### Records provided
-*-
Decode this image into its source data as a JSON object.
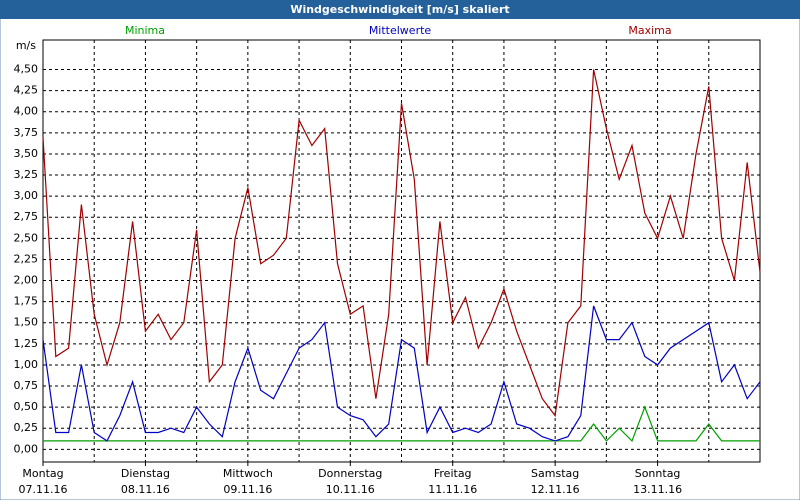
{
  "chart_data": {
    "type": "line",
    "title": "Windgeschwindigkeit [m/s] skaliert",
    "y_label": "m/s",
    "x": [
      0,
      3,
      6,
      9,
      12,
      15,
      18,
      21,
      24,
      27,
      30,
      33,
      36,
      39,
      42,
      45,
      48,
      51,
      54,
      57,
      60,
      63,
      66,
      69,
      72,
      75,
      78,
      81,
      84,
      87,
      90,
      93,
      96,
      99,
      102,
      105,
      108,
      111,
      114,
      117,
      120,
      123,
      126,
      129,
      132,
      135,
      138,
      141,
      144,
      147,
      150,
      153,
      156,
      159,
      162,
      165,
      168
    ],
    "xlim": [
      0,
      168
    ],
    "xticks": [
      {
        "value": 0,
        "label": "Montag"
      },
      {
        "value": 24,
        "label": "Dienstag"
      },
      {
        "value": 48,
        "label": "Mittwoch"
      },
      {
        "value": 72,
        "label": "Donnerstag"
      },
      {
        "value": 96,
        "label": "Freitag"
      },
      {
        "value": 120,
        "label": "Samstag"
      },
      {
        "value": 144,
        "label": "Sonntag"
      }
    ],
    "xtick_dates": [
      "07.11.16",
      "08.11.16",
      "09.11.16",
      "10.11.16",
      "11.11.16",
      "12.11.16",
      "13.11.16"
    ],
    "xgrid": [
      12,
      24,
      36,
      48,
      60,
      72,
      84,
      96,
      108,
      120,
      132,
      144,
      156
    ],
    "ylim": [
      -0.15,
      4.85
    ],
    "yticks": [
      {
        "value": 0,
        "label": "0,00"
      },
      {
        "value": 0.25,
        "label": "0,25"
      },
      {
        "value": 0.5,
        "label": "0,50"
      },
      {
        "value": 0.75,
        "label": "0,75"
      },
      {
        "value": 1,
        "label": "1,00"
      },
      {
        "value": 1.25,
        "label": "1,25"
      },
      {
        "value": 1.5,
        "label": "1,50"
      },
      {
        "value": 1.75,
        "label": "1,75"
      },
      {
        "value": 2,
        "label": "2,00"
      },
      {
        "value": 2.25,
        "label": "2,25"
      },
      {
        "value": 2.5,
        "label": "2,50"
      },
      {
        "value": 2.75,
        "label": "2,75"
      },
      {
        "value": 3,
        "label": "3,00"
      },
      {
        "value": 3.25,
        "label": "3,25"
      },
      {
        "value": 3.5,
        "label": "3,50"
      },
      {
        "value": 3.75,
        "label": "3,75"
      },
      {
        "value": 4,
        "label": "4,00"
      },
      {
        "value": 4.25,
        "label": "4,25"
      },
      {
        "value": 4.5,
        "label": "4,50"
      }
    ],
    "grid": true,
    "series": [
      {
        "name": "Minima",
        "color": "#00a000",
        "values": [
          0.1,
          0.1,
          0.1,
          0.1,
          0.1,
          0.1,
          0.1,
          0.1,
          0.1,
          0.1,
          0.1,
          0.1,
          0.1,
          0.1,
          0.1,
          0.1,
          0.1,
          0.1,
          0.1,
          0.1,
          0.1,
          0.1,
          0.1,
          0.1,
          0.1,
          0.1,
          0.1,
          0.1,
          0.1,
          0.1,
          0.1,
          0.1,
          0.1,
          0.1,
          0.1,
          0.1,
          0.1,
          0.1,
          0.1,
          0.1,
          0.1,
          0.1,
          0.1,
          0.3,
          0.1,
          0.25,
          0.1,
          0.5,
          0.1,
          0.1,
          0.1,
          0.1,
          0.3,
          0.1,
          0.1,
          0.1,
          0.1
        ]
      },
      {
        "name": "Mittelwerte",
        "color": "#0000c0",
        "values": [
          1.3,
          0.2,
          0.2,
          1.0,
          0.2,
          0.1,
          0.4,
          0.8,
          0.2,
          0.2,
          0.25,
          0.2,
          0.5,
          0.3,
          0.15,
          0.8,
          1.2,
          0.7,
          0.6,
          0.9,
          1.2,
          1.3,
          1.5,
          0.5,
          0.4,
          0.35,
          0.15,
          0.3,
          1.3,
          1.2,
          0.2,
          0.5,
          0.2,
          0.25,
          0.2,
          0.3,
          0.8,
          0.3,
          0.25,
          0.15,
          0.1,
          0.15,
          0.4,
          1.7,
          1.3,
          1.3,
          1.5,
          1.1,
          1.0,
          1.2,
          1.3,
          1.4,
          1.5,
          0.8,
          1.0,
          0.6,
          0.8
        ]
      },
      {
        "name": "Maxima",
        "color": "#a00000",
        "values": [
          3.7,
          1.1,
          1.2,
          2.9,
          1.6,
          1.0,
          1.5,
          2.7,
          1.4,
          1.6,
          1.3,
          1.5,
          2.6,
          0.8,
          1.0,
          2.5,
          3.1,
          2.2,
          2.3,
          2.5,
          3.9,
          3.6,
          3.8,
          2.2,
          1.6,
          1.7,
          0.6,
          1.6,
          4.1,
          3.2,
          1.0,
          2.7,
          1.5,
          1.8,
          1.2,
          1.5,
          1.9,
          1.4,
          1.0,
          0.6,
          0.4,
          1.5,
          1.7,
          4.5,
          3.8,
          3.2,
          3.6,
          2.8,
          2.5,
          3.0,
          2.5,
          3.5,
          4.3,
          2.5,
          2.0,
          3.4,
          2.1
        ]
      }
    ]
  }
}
-*-
### Direction
Keep only those lines of the records that hold "name", and return them.

### Answer to the exercise
        "name": "Minima",
        "name": "Mittelwerte",
        "name": "Maxima",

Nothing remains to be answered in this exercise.